▸ ITEMS
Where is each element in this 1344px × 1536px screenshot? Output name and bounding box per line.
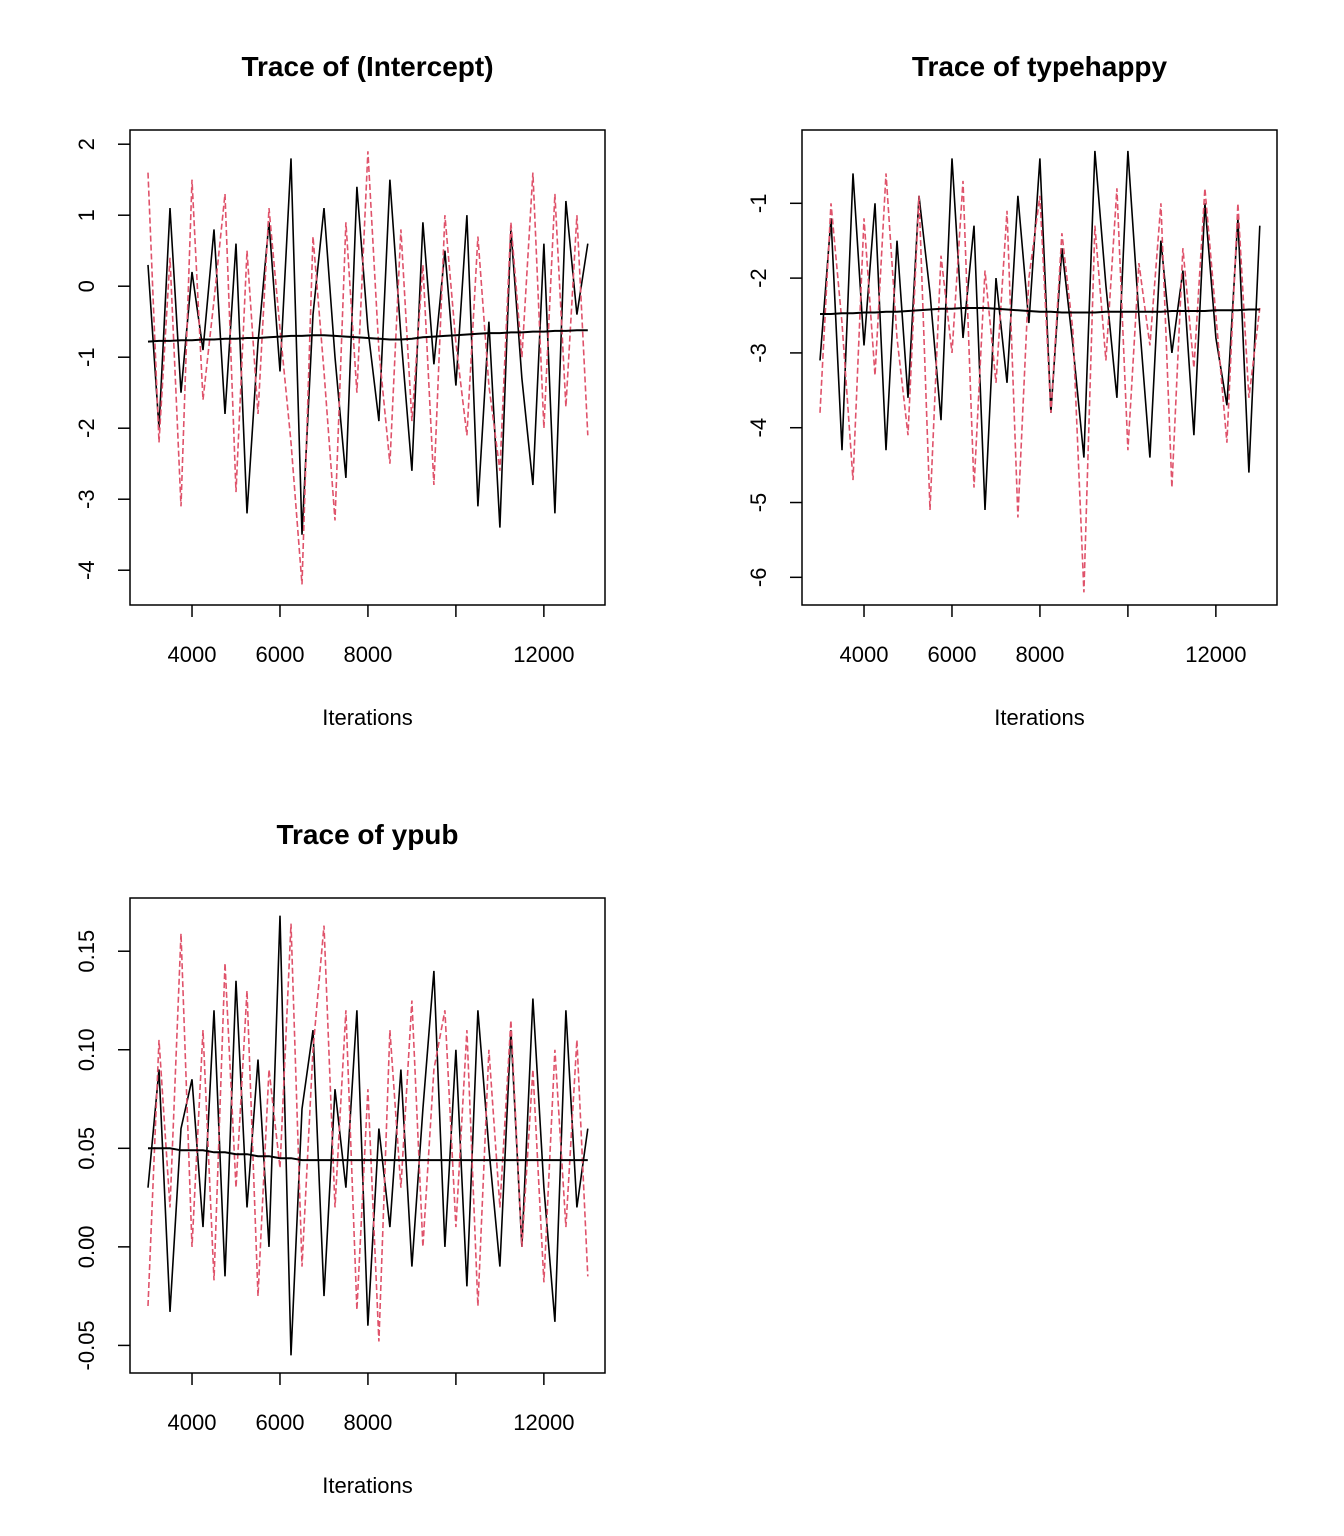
y-tick-label: -4 [74,560,99,580]
x-axis-label: Iterations [322,705,413,730]
y-tick-label: -3 [746,343,771,363]
x-tick-label: 12000 [513,642,574,667]
y-tick-label: -6 [746,568,771,588]
chart-title: Trace of (Intercept) [241,51,493,82]
trace-line [147,915,589,1356]
x-tick-label: 4000 [168,642,217,667]
x-tick-label: 8000 [1015,642,1064,667]
x-tick-label: 8000 [343,642,392,667]
x-tick-label: 6000 [928,642,977,667]
y-tick-label: 0.15 [74,930,99,973]
y-tick-label: 0 [74,280,99,292]
smooth-line [148,1147,588,1162]
y-tick-label: -5 [746,493,771,513]
y-tick-label: -2 [746,268,771,288]
plot-frame [129,129,606,606]
y-tick-label: -1 [746,194,771,214]
x-tick-label: 12000 [513,1410,574,1435]
trace-line [147,151,589,585]
plot-frame [801,129,1278,606]
x-tick-label: 4000 [168,1410,217,1435]
x-axis-label: Iterations [322,1473,413,1498]
x-tick-label: 12000 [1185,642,1246,667]
y-tick-label: -2 [74,418,99,438]
plot-frame [129,897,606,1374]
y-tick-label: -1 [74,347,99,367]
y-tick-label: -3 [74,489,99,509]
y-tick-label: 2 [74,138,99,150]
y-tick-label: 0.00 [74,1225,99,1268]
x-tick-label: 6000 [256,1410,305,1435]
trace-line [147,158,589,535]
smooth-line [147,329,588,343]
trace-line [819,150,1261,511]
x-tick-label: 4000 [840,642,889,667]
y-tick-label: -0.05 [74,1320,99,1370]
x-tick-label: 8000 [343,1410,392,1435]
trace-line [147,923,589,1342]
y-tick-label: 0.05 [74,1127,99,1170]
chart-title: Trace of typehappy [912,51,1168,82]
y-tick-label: 1 [74,209,99,221]
chart-title: Trace of ypub [276,819,458,850]
trace-line [819,173,1261,593]
x-tick-label: 6000 [256,642,305,667]
y-tick-label: -4 [746,418,771,438]
x-axis-label: Iterations [994,705,1085,730]
y-tick-label: 0.10 [74,1028,99,1071]
smooth-line [820,307,1260,315]
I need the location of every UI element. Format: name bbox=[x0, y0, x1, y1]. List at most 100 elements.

▸ WORK TO BE COMPLETED
Rewrite all the lines above so that every "Iterations" becomes "Draws", leaving everything else unchanged and omitting the pictures.

▸ SOLUTION
Where is each element in this 1344px × 1536px screenshot? Output name and bounding box per line.
y-tick-label: -4 [74,560,99,580]
x-axis-label: Draws [322,705,413,730]
y-tick-label: -3 [746,343,771,363]
x-tick-label: 12000 [513,642,574,667]
y-tick-label: -6 [746,568,771,588]
chart-title: Trace of (Intercept) [241,51,493,82]
trace-line [147,915,589,1356]
x-tick-label: 4000 [168,642,217,667]
x-tick-label: 8000 [1015,642,1064,667]
x-tick-label: 8000 [343,642,392,667]
x-tick-label: 6000 [928,642,977,667]
y-tick-label: 0.15 [74,930,99,973]
y-tick-label: 0 [74,280,99,292]
smooth-line [148,1147,588,1162]
y-tick-label: -5 [746,493,771,513]
y-tick-label: -2 [746,268,771,288]
plot-frame [129,129,606,606]
y-tick-label: -1 [746,194,771,214]
x-tick-label: 12000 [513,1410,574,1435]
trace-line [147,151,589,585]
plot-frame [801,129,1278,606]
x-tick-label: 4000 [168,1410,217,1435]
x-axis-label: Draws [322,1473,413,1498]
x-tick-label: 12000 [1185,642,1246,667]
y-tick-label: -2 [74,418,99,438]
plot-frame [129,897,606,1374]
y-tick-label: -1 [74,347,99,367]
y-tick-label: -3 [74,489,99,509]
y-tick-label: 2 [74,138,99,150]
y-tick-label: 0.00 [74,1225,99,1268]
x-tick-label: 6000 [256,1410,305,1435]
trace-line [147,158,589,535]
smooth-line [147,329,588,343]
trace-line [819,150,1261,511]
x-tick-label: 4000 [840,642,889,667]
y-tick-label: -0.05 [74,1320,99,1370]
x-tick-label: 8000 [343,1410,392,1435]
trace-line [147,923,589,1342]
y-tick-label: 0.05 [74,1127,99,1170]
chart-title: Trace of typehappy [912,51,1168,82]
y-tick-label: 1 [74,209,99,221]
chart-title: Trace of ypub [276,819,458,850]
trace-line [819,173,1261,593]
x-tick-label: 6000 [256,642,305,667]
y-tick-label: -4 [746,418,771,438]
x-axis-label: Draws [994,705,1085,730]
y-tick-label: 0.10 [74,1028,99,1071]
smooth-line [820,307,1260,315]
I need the location of every UI element. Format: name bbox=[x0, y0, x1, y1]. List at most 100 elements.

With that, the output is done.